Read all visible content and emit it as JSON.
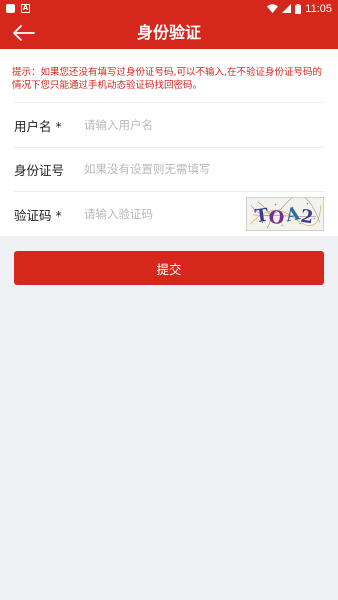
{
  "status_bar": {
    "time": "11:05",
    "icons": [
      "app-square-icon",
      "a-badge-icon",
      "wifi-icon",
      "signal-icon",
      "battery-icon"
    ]
  },
  "header": {
    "title": "身份验证",
    "back_icon": "arrow-left-icon"
  },
  "hint": {
    "text": "提示：如果您还没有填写过身份证号码,可以不输入,在不验证身份证号码的情况下您只能通过手机动态验证码找回密码。"
  },
  "form": {
    "username": {
      "label": "用户名 *",
      "placeholder": "请输入用户名",
      "value": ""
    },
    "id_number": {
      "label": "身份证号",
      "placeholder": "如果没有设置则无需填写",
      "value": ""
    },
    "captcha": {
      "label": "验证码 *",
      "placeholder": "请输入验证码",
      "value": "",
      "image_text": "TOA2"
    }
  },
  "submit": {
    "label": "提交"
  },
  "colors": {
    "primary": "#d6271c",
    "background": "#eef0f3",
    "card": "#ffffff",
    "placeholder": "#b9b9b9"
  }
}
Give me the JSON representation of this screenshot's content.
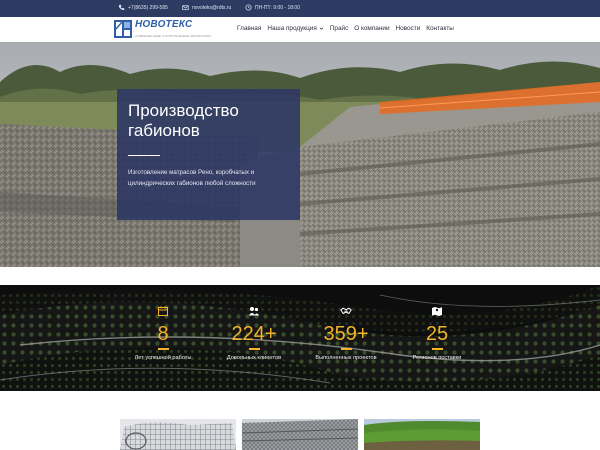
{
  "topbar": {
    "phone": "+7(8635) 299-585",
    "email": "novoteks@rdtx.ru",
    "hours": "ПН-ПТ: 9:00 - 18:00"
  },
  "header": {
    "logo_name": "НОВОТЕКС",
    "logo_sub": "СОВРЕМЕННЫЕ СТРОИТЕЛЬНЫЕ МАТЕРИАЛЫ"
  },
  "nav": {
    "items": [
      "Главная",
      "Наша продукция",
      "Прайс",
      "О компании",
      "Новости",
      "Контакты"
    ]
  },
  "hero": {
    "title": "Производство габионов",
    "description": "Изготовление матрасов Рено, коробчатых и цилиндрических габионов любой сложности"
  },
  "stats": [
    {
      "icon": "calendar-icon",
      "value": "8",
      "label": "Лет успешной работы"
    },
    {
      "icon": "users-icon",
      "value": "224+",
      "label": "Довольных клиентов"
    },
    {
      "icon": "handshake-icon",
      "value": "359+",
      "label": "Выполненных проектов"
    },
    {
      "icon": "map-icon",
      "value": "25",
      "label": "Регионов поставки"
    }
  ],
  "colors": {
    "topbar": "#2d3b62",
    "accent": "#f3b42a",
    "hero_card": "#2d3764",
    "logo_blue": "#2f5fa8"
  }
}
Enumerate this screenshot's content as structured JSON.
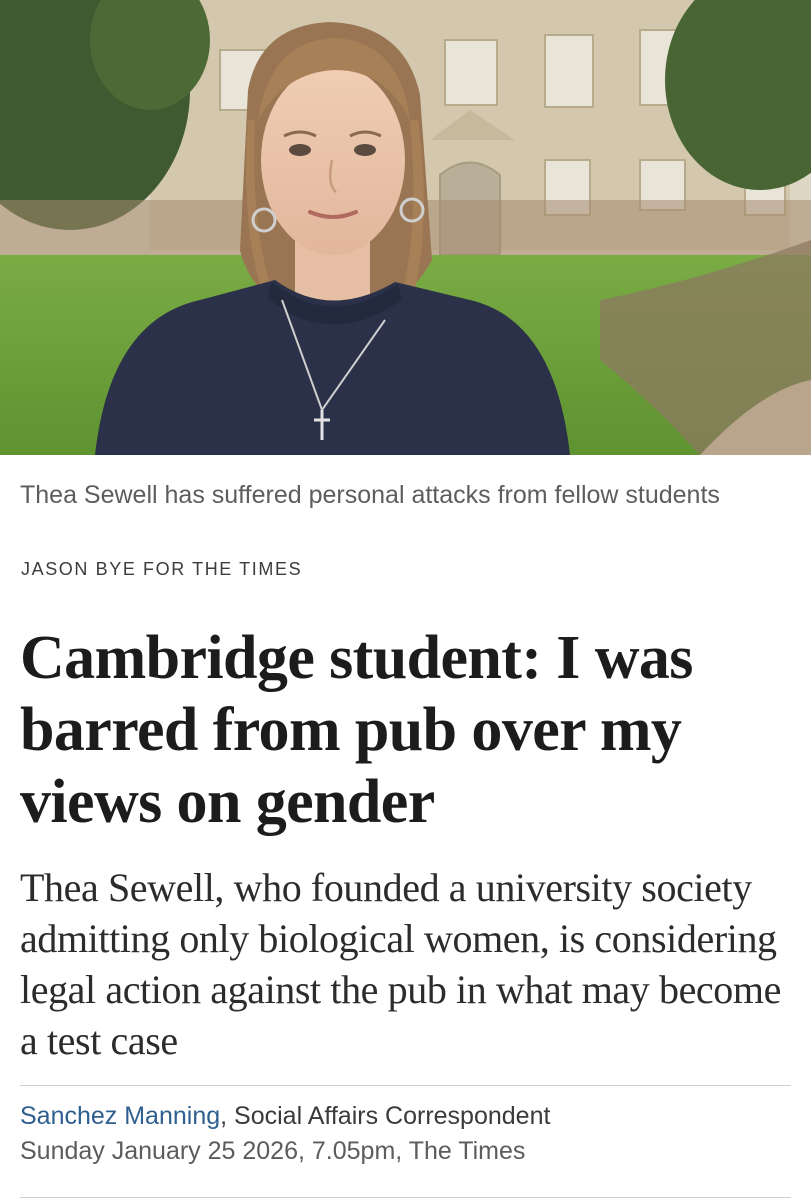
{
  "photo": {
    "description_icon": "article-hero-photo",
    "colors": {
      "sky": "#d9d4c6",
      "building": "#d2c7ae",
      "lawn": "#6fa13a",
      "sweater": "#2a3148",
      "hair": "#a88058"
    }
  },
  "caption": {
    "text": "Thea Sewell has suffered personal attacks from fellow students",
    "credit": "JASON BYE FOR THE TIMES"
  },
  "article": {
    "headline": "Cambridge student: I was barred from pub over my views on gender",
    "standfirst": "Thea Sewell, who founded a university society admitting only biological women, is considering legal action against the pub in what may become a test case"
  },
  "byline": {
    "author": "Sanchez Manning",
    "separator": ",",
    "role": " Social Affairs Correspondent",
    "date": "Sunday January 25 2026, 7.05pm, The Times"
  },
  "colors": {
    "author_link": "#2f5f8f",
    "text": "#1c1c1c",
    "muted": "#5d5d5d"
  }
}
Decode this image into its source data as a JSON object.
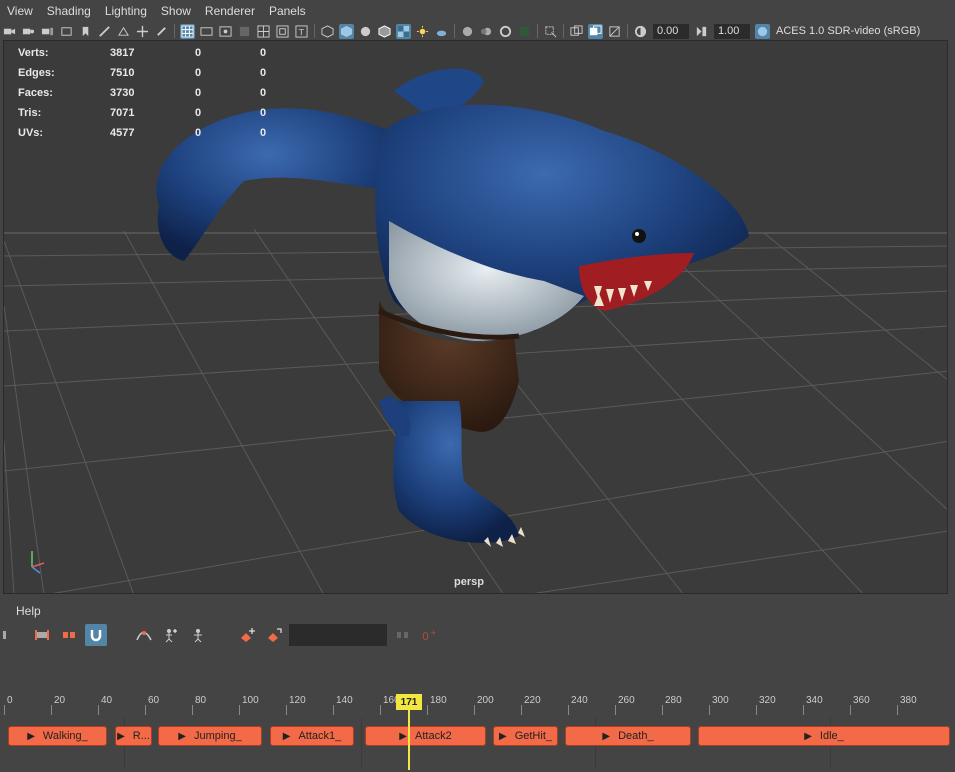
{
  "menu": [
    "View",
    "Shading",
    "Lighting",
    "Show",
    "Renderer",
    "Panels"
  ],
  "toolbar": {
    "exposure": "0.00",
    "gamma": "1.00",
    "color_space": "ACES 1.0 SDR-video (sRGB)"
  },
  "hud": {
    "rows": [
      {
        "label": "Verts:",
        "v1": "3817",
        "v2": "0",
        "v3": "0"
      },
      {
        "label": "Edges:",
        "v1": "7510",
        "v2": "0",
        "v3": "0"
      },
      {
        "label": "Faces:",
        "v1": "3730",
        "v2": "0",
        "v3": "0"
      },
      {
        "label": "Tris:",
        "v1": "7071",
        "v2": "0",
        "v3": "0"
      },
      {
        "label": "UVs:",
        "v1": "4577",
        "v2": "0",
        "v3": "0"
      }
    ]
  },
  "camera_label": "persp",
  "lower_menu": {
    "help": "Help"
  },
  "timeline": {
    "labels": [
      "0",
      "20",
      "40",
      "60",
      "80",
      "100",
      "120",
      "140",
      "160",
      "180",
      "200",
      "220",
      "240",
      "260",
      "280",
      "300",
      "320",
      "340",
      "360",
      "380"
    ],
    "current_frame": "171"
  },
  "clips": [
    "Walking_",
    "R...",
    "Jumping_",
    "Attack1_",
    "Attack2",
    "GetHit_",
    "Death_",
    "Idle_"
  ],
  "colors": {
    "accent": "#5285a6",
    "clip": "#f26a47",
    "playhead": "#f2e640"
  }
}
══════════════════════════════
● WHAT THIS TASK INVOLVES:
Say, as a number only, how many lines of the data contain "JSON".

● WRITTEN RESPONSE:
4